**WHAT IS EXPECTED:**
Your answer should be a single number: the count of lines that hold the word "febribus".

— BEGIN TASK MATERIAL —

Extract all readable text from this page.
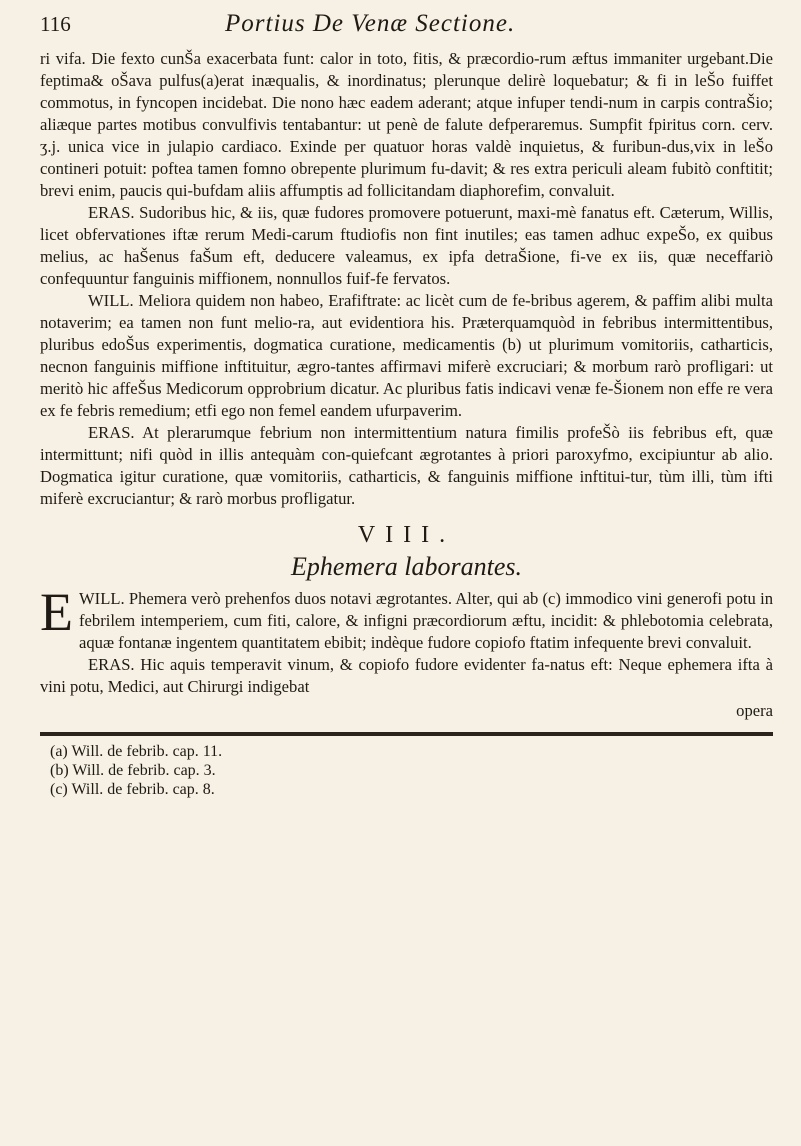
116	Portius De Venæ Sectione.

ri vifa. Die fexto cunŠa exacerbata funt: calor in toto, fitis, & præcordio-rum æftus immaniter urgebant.Die feptima& oŠava pulfus(a)erat inæqualis, & inordinatus; plerunque delirè loquebatur; & fi in leŠo fuiffet commotus, in fyncopen incidebat. Die nono hæc eadem aderant; atque infuper tendi-num in carpis contraŠio; aliæque partes motibus convulfivis tentabantur: ut penè de falute defperaremus. Sumpfit fpiritus corn. cerv. ʒ.j. unica vice in julapio cardiaco. Exinde per quatuor horas valdè inquietus, & furibun-dus,vix in leŠo contineri potuit: poftea tamen fomno obrepente plurimum fu-davit; & res extra periculi aleam fubitò conftitit; brevi enim, paucis qui-bufdam aliis affumptis ad follicitandam diaphorefim, convaluit.

ERAS. Sudoribus hic, & iis, quæ fudores promovere potuerunt, maxi-mè fanatus eft. Cæterum, Willis, licet obfervationes iftæ rerum Medi-carum ftudiofis non fint inutiles; eas tamen adhuc expeŠo, ex quibus melius, ac haŠenus faŠum eft, deducere valeamus, ex ipfa detraŠione, fi-ve ex iis, quæ neceffariò confequuntur fanguinis miffionem, nonnullos fuif-fe fervatos.

WILL. Meliora quidem non habeo, Erafiftrate: ac licèt cum de fe-bribus agerem, & paffim alibi multa notaverim; ea tamen non funt melio-ra, aut evidentiora his. Præterquamquòd in febribus intermittentibus, pluribus edoŠus experimentis, dogmatica curatione, medicamentis (b) ut plurimum vomitoriis, catharticis, necnon fanguinis miffione inftituitur, ægro-tantes affirmavi miferè excruciari; & morbum rarò profligari: ut meritò hic affeŠus Medicorum opprobrium dicatur. Ac pluribus fatis indicavi venæ fe-Šionem non effe re vera ex fe febris remedium; etfi ego non femel eandem ufurpaverim.

ERAS. At plerarumque febrium non intermittentium natura fimilis profeŠò iis febribus eft, quæ intermittunt; nifi quòd in illis antequàm con-quiefcant ægrotantes à priori paroxyfmo, excipiuntur ab alio. Dogmatica igitur curatione, quæ vomitoriis, catharticis, & fanguinis miffione inftitui-tur, tùm illi, tùm ifti miferè excruciantur; & rarò morbus profligatur.

VIII.
Ephemera laborantes.

WILL.
E	Phemera verò prehenfos duos notavi ægrotantes. Alter, qui ab (c) immodico vini generofi potu in febrilem intemperiem, cum fiti, calore, & infigni præcordiorum æftu, incidit: & phlebotomia celebrata, aquæ fontanæ ingentem quantitatem ebibit; indèque fudore copiofo ftatim infequente brevi convaluit.

ERAS. Hic aquis temperavit vinum, & copiofo fudore evidenter fa-natus eft: Neque ephemera ifta à vini potu, Medici, aut Chirurgi indigebat

opera
(a) Will. de febrib. cap. 11.
(b) Will. de febrib. cap. 3.
(c) Will. de febrib. cap. 8.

— END TASK MATERIAL —

**SOLUTION TO THIS TASK:**
2